**WHAT THE EXERCISE ASKS**
Output the lines that follow exactly as they are.

**EXTRACTED INFORMATION**

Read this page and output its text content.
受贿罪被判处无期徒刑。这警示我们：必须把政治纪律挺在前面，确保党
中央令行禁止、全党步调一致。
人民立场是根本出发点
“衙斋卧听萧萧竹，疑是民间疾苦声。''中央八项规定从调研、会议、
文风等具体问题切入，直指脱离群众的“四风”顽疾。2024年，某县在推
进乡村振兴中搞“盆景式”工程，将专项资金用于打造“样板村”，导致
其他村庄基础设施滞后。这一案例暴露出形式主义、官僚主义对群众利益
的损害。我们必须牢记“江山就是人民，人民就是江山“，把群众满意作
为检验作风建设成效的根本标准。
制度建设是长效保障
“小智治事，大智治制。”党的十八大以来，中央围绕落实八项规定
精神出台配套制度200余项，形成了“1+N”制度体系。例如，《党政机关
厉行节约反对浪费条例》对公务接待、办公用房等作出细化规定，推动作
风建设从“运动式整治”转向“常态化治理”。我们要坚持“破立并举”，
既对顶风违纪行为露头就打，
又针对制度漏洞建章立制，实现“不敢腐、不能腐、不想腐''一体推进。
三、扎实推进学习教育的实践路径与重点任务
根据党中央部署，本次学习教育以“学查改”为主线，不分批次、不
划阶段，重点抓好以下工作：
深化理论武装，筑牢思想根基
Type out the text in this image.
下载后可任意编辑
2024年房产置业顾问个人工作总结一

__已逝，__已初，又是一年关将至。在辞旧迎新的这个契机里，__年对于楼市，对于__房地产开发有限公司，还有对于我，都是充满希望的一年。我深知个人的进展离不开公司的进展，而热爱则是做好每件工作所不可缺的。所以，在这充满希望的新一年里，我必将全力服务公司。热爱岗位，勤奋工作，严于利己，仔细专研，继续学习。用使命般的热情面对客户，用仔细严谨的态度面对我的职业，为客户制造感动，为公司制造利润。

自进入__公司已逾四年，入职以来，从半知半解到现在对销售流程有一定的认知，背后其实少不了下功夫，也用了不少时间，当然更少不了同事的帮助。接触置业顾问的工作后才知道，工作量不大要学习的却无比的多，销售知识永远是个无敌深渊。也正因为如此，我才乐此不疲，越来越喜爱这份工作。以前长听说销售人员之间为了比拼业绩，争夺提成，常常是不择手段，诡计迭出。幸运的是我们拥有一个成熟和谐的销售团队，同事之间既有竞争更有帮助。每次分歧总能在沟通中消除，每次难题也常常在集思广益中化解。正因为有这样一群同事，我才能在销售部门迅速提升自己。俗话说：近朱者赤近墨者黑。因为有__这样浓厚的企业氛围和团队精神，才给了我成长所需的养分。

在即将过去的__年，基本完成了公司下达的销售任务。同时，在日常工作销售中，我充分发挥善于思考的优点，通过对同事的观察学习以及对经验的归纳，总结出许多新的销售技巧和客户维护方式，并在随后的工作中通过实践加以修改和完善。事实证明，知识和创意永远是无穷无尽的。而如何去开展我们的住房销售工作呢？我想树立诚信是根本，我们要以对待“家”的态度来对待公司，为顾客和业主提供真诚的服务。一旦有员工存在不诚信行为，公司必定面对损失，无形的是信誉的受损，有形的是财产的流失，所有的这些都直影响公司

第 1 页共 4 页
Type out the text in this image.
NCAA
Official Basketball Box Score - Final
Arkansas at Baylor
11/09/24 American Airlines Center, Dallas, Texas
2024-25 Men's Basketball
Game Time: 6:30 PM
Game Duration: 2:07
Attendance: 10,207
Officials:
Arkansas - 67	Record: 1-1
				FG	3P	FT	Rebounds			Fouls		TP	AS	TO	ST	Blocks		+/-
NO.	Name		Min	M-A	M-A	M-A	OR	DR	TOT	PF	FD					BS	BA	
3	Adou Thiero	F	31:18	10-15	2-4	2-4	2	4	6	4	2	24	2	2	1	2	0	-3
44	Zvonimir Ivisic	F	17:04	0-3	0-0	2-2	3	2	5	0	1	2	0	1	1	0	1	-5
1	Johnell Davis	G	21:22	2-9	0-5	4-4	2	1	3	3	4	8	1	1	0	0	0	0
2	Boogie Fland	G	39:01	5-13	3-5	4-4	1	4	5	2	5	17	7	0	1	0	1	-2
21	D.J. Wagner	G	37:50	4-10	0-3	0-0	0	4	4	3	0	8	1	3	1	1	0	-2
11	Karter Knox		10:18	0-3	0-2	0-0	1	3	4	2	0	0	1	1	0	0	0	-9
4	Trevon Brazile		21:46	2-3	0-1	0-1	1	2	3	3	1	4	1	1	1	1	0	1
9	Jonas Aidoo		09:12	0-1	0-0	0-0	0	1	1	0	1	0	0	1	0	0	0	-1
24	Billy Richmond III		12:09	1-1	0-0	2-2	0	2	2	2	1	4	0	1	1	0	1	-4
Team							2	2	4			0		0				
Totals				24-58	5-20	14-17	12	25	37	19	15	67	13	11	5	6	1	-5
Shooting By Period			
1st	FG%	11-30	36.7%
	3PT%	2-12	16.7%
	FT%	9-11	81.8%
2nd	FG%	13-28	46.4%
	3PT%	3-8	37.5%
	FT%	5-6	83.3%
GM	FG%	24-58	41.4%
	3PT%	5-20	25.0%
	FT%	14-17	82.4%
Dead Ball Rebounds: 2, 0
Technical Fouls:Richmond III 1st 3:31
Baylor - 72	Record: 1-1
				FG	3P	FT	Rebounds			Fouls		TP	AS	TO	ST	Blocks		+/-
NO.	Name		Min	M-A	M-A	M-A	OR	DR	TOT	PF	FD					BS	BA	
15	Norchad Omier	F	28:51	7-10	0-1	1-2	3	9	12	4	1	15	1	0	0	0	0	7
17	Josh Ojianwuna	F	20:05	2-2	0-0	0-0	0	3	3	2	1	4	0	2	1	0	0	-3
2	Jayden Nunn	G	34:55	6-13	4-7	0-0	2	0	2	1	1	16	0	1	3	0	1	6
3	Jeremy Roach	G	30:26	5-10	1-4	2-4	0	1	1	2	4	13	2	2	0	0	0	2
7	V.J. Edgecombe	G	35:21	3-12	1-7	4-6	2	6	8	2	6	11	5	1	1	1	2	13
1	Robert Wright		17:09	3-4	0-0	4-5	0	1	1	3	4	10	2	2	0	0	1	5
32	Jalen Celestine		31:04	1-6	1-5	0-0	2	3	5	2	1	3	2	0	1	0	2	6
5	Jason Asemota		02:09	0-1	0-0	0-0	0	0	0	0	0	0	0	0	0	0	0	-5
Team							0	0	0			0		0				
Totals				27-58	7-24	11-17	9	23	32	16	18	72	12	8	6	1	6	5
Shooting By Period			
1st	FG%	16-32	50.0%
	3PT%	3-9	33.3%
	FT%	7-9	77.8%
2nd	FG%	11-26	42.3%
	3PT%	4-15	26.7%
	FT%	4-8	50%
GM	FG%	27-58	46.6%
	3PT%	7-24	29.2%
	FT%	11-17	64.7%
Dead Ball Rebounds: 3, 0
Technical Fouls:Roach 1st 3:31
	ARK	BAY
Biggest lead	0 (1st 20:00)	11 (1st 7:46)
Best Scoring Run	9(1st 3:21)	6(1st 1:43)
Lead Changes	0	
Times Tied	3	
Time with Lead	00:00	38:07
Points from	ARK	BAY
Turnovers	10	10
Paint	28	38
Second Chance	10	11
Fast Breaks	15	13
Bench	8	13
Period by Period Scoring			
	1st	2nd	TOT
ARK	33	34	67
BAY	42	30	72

**RESULT OF THIS TASK**
Read this page and output its text content.
受贿罪被判处无期徒刑。这警示我们：必须把政治纪律挺在前面，确保党
中央令行禁止、全党步调一致。
人民立场是根本出发点
“衙斋卧听萧萧竹，疑是民间疾苦声。''中央八项规定从调研、会议、
文风等具体问题切入，直指脱离群众的“四风”顽疾。2024年，某县在推
进乡村振兴中搞“盆景式”工程，将专项资金用于打造“样板村”，导致
其他村庄基础设施滞后。这一案例暴露出形式主义、官僚主义对群众利益
的损害。我们必须牢记“江山就是人民，人民就是江山“，把群众满意作
为检验作风建设成效的根本标准。
制度建设是长效保障
“小智治事，大智治制。”党的十八大以来，中央围绕落实八项规定
精神出台配套制度200余项，形成了“1+N”制度体系。例如，《党政机关
厉行节约反对浪费条例》对公务接待、办公用房等作出细化规定，推动作
风建设从“运动式整治”转向“常态化治理”。我们要坚持“破立并举”，
既对顶风违纪行为露头就打，
又针对制度漏洞建章立制，实现“不敢腐、不能腐、不想腐''一体推进。
三、扎实推进学习教育的实践路径与重点任务
根据党中央部署，本次学习教育以“学查改”为主线，不分批次、不
划阶段，重点抓好以下工作：
深化理论武装，筑牢思想根基
Type out the text in this image.
下载后可任意编辑
2024年房产置业顾问个人工作总结一

__已逝，__已初，又是一年关将至。在辞旧迎新的这个契机里，__年对于楼市，对于__房地产开发有限公司，还有对于我，都是充满希望的一年。我深知个人的进展离不开公司的进展，而热爱则是做好每件工作所不可缺的。所以，在这充满希望的新一年里，我必将全力服务公司。热爱岗位，勤奋工作，严于利己，仔细专研，继续学习。用使命般的热情面对客户，用仔细严谨的态度面对我的职业，为客户制造感动，为公司制造利润。

自进入__公司已逾四年，入职以来，从半知半解到现在对销售流程有一定的认知，背后其实少不了下功夫，也用了不少时间，当然更少不了同事的帮助。接触置业顾问的工作后才知道，工作量不大要学习的却无比的多，销售知识永远是个无敌深渊。也正因为如此，我才乐此不疲，越来越喜爱这份工作。以前长听说销售人员之间为了比拼业绩，争夺提成，常常是不择手段，诡计迭出。幸运的是我们拥有一个成熟和谐的销售团队，同事之间既有竞争更有帮助。每次分歧总能在沟通中消除，每次难题也常常在集思广益中化解。正因为有这样一群同事，我才能在销售部门迅速提升自己。俗话说：近朱者赤近墨者黑。因为有__这样浓厚的企业氛围和团队精神，才给了我成长所需的养分。

在即将过去的__年，基本完成了公司下达的销售任务。同时，在日常工作销售中，我充分发挥善于思考的优点，通过对同事的观察学习以及对经验的归纳，总结出许多新的销售技巧和客户维护方式，并在随后的工作中通过实践加以修改和完善。事实证明，知识和创意永远是无穷无尽的。而如何去开展我们的住房销售工作呢？我想树立诚信是根本，我们要以对待“家”的态度来对待公司，为顾客和业主提供真诚的服务。一旦有员工存在不诚信行为，公司必定面对损失，无形的是信誉的受损，有形的是财产的流失，所有的这些都直影响公司

第 1 页共 4 页
Type out the text in this image.
NCAA
Official Basketball Box Score - Final
Arkansas at Baylor
11/09/24 American Airlines Center, Dallas, Texas
2024-25 Men's Basketball
Game Time: 6:30 PM
Game Duration: 2:07
Attendance: 10,207
Officials:
Arkansas - 67	Record: 1-1
				FG	3P	FT	Rebounds			Fouls		TP	AS	TO	ST	Blocks		+/-
NO.	Name		Min	M-A	M-A	M-A	OR	DR	TOT	PF	FD					BS	BA	
3	Adou Thiero	F	31:18	10-15	2-4	2-4	2	4	6	4	2	24	2	2	1	2	0	-3
44	Zvonimir Ivisic	F	17:04	0-3	0-0	2-2	3	2	5	0	1	2	0	1	1	0	1	-5
1	Johnell Davis	G	21:22	2-9	0-5	4-4	2	1	3	3	4	8	1	1	0	0	0	0
2	Boogie Fland	G	39:01	5-13	3-5	4-4	1	4	5	2	5	17	7	0	1	0	1	-2
21	D.J. Wagner	G	37:50	4-10	0-3	0-0	0	4	4	3	0	8	1	3	1	1	0	-2
11	Karter Knox		10:18	0-3	0-2	0-0	1	3	4	2	0	0	1	1	0	0	0	-9
4	Trevon Brazile		21:46	2-3	0-1	0-1	1	2	3	3	1	4	1	1	1	1	0	1
9	Jonas Aidoo		09:12	0-1	0-0	0-0	0	1	1	0	1	0	0	1	0	0	0	-1
24	Billy Richmond III		12:09	1-1	0-0	2-2	0	2	2	2	1	4	0	1	1	0	1	-4
Team							2	2	4			0		0				
Totals				24-58	5-20	14-17	12	25	37	19	15	67	13	11	5	6	1	-5
Shooting By Period			
1st	FG%	11-30	36.7%
	3PT%	2-12	16.7%
	FT%	9-11	81.8%
2nd	FG%	13-28	46.4%
	3PT%	3-8	37.5%
	FT%	5-6	83.3%
GM	FG%	24-58	41.4%
	3PT%	5-20	25.0%
	FT%	14-17	82.4%
Dead Ball Rebounds: 2, 0
Technical Fouls:Richmond III 1st 3:31
Baylor - 72	Record: 1-1
				FG	3P	FT	Rebounds			Fouls		TP	AS	TO	ST	Blocks		+/-
NO.	Name		Min	M-A	M-A	M-A	OR	DR	TOT	PF	FD					BS	BA	
15	Norchad Omier	F	28:51	7-10	0-1	1-2	3	9	12	4	1	15	1	0	0	0	0	7
17	Josh Ojianwuna	F	20:05	2-2	0-0	0-0	0	3	3	2	1	4	0	2	1	0	0	-3
2	Jayden Nunn	G	34:55	6-13	4-7	0-0	2	0	2	1	1	16	0	1	3	0	1	6
3	Jeremy Roach	G	30:26	5-10	1-4	2-4	0	1	1	2	4	13	2	2	0	0	0	2
7	V.J. Edgecombe	G	35:21	3-12	1-7	4-6	2	6	8	2	6	11	5	1	1	1	2	13
1	Robert Wright		17:09	3-4	0-0	4-5	0	1	1	3	4	10	2	2	0	0	1	5
32	Jalen Celestine		31:04	1-6	1-5	0-0	2	3	5	2	1	3	2	0	1	0	2	6
5	Jason Asemota		02:09	0-1	0-0	0-0	0	0	0	0	0	0	0	0	0	0	0	-5
Team							0	0	0			0		0				
Totals				27-58	7-24	11-17	9	23	32	16	18	72	12	8	6	1	6	5
Shooting By Period			
1st	FG%	16-32	50.0%
	3PT%	3-9	33.3%
	FT%	7-9	77.8%
2nd	FG%	11-26	42.3%
	3PT%	4-15	26.7%
	FT%	4-8	50%
GM	FG%	27-58	46.6%
	3PT%	7-24	29.2%
	FT%	11-17	64.7%
Dead Ball Rebounds: 3, 0
Technical Fouls:Roach 1st 3:31
	ARK	BAY
Biggest lead	0 (1st 20:00)	11 (1st 7:46)
Best Scoring Run	9(1st 3:21)	6(1st 1:43)
Lead Changes	0	
Times Tied	3	
Time with Lead	00:00	38:07
Points from	ARK	BAY
Turnovers	10	10
Paint	28	38
Second Chance	10	11
Fast Breaks	15	13
Bench	8	13
Period by Period Scoring			
	1st	2nd	TOT
ARK	33	34	67
BAY	42	30	72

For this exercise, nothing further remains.